Go through the listing and write out all of it exactly.

------ Excerpted data ------

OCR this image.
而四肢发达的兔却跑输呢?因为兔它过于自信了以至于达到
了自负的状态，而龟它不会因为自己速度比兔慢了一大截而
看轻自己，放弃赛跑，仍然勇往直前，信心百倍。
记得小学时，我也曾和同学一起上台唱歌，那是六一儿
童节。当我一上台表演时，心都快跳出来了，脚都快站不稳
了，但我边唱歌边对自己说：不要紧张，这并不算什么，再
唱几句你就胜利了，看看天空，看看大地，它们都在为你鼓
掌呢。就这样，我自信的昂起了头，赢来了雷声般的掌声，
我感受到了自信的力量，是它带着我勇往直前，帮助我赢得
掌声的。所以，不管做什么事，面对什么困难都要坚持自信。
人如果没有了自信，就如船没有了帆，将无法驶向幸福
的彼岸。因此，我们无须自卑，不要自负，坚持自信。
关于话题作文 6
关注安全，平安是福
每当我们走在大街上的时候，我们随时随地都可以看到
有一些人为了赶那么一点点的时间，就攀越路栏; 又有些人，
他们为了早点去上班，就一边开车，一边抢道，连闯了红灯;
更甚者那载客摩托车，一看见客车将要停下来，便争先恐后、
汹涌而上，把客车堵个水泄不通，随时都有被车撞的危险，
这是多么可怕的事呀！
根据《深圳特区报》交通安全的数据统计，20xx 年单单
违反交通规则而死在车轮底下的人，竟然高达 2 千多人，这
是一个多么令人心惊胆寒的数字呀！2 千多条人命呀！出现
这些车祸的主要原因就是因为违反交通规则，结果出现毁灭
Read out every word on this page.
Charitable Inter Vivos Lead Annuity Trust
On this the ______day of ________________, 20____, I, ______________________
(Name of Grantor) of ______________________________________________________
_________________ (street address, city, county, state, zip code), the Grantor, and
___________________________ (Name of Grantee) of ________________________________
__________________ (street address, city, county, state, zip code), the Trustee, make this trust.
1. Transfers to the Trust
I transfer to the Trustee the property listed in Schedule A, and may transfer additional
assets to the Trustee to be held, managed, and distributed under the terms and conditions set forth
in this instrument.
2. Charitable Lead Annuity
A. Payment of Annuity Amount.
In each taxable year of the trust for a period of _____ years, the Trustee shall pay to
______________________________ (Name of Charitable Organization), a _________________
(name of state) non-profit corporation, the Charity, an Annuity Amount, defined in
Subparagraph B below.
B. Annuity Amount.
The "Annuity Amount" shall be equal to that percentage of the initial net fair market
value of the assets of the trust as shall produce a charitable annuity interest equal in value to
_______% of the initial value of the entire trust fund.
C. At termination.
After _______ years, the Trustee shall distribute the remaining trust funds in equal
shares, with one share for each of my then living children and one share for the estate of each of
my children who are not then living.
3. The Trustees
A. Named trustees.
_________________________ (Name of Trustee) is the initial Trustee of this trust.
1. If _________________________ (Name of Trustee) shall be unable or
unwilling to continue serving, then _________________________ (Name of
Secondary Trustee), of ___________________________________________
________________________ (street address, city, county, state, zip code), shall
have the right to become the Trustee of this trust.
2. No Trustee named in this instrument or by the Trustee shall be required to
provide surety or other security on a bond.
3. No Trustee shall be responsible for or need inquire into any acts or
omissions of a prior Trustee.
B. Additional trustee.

------

● Complete response
OCR this image.
而四肢发达的兔却跑输呢?因为兔它过于自信了以至于达到
了自负的状态，而龟它不会因为自己速度比兔慢了一大截而
看轻自己，放弃赛跑，仍然勇往直前，信心百倍。
记得小学时，我也曾和同学一起上台唱歌，那是六一儿
童节。当我一上台表演时，心都快跳出来了，脚都快站不稳
了，但我边唱歌边对自己说：不要紧张，这并不算什么，再
唱几句你就胜利了，看看天空，看看大地，它们都在为你鼓
掌呢。就这样，我自信的昂起了头，赢来了雷声般的掌声，
我感受到了自信的力量，是它带着我勇往直前，帮助我赢得
掌声的。所以，不管做什么事，面对什么困难都要坚持自信。
人如果没有了自信，就如船没有了帆，将无法驶向幸福
的彼岸。因此，我们无须自卑，不要自负，坚持自信。
关于话题作文 6
关注安全，平安是福
每当我们走在大街上的时候，我们随时随地都可以看到
有一些人为了赶那么一点点的时间，就攀越路栏; 又有些人，
他们为了早点去上班，就一边开车，一边抢道，连闯了红灯;
更甚者那载客摩托车，一看见客车将要停下来，便争先恐后、
汹涌而上，把客车堵个水泄不通，随时都有被车撞的危险，
这是多么可怕的事呀！
根据《深圳特区报》交通安全的数据统计，20xx 年单单
违反交通规则而死在车轮底下的人，竟然高达 2 千多人，这
是一个多么令人心惊胆寒的数字呀！2 千多条人命呀！出现
这些车祸的主要原因就是因为违反交通规则，结果出现毁灭
Read out every word on this page.
Charitable Inter Vivos Lead Annuity Trust
On this the ______day of ________________, 20____, I, ______________________
(Name of Grantor) of ______________________________________________________
_________________ (street address, city, county, state, zip code), the Grantor, and
___________________________ (Name of Grantee) of ________________________________
__________________ (street address, city, county, state, zip code), the Trustee, make this trust.
1. Transfers to the Trust
I transfer to the Trustee the property listed in Schedule A, and may transfer additional
assets to the Trustee to be held, managed, and distributed under the terms and conditions set forth
in this instrument.
2. Charitable Lead Annuity
A. Payment of Annuity Amount.
In each taxable year of the trust for a period of _____ years, the Trustee shall pay to
______________________________ (Name of Charitable Organization), a _________________
(name of state) non-profit corporation, the Charity, an Annuity Amount, defined in
Subparagraph B below.
B. Annuity Amount.
The "Annuity Amount" shall be equal to that percentage of the initial net fair market
value of the assets of the trust as shall produce a charitable annuity interest equal in value to
_______% of the initial value of the entire trust fund.
C. At termination.
After _______ years, the Trustee shall distribute the remaining trust funds in equal
shares, with one share for each of my then living children and one share for the estate of each of
my children who are not then living.
3. The Trustees
A. Named trustees.
_________________________ (Name of Trustee) is the initial Trustee of this trust.
1. If _________________________ (Name of Trustee) shall be unable or
unwilling to continue serving, then _________________________ (Name of
Secondary Trustee), of ___________________________________________
________________________ (street address, city, county, state, zip code), shall
have the right to become the Trustee of this trust.
2. No Trustee named in this instrument or by the Trustee shall be required to
provide surety or other security on a bond.
3. No Trustee shall be responsible for or need inquire into any acts or
omissions of a prior Trustee.
B. Additional trustee.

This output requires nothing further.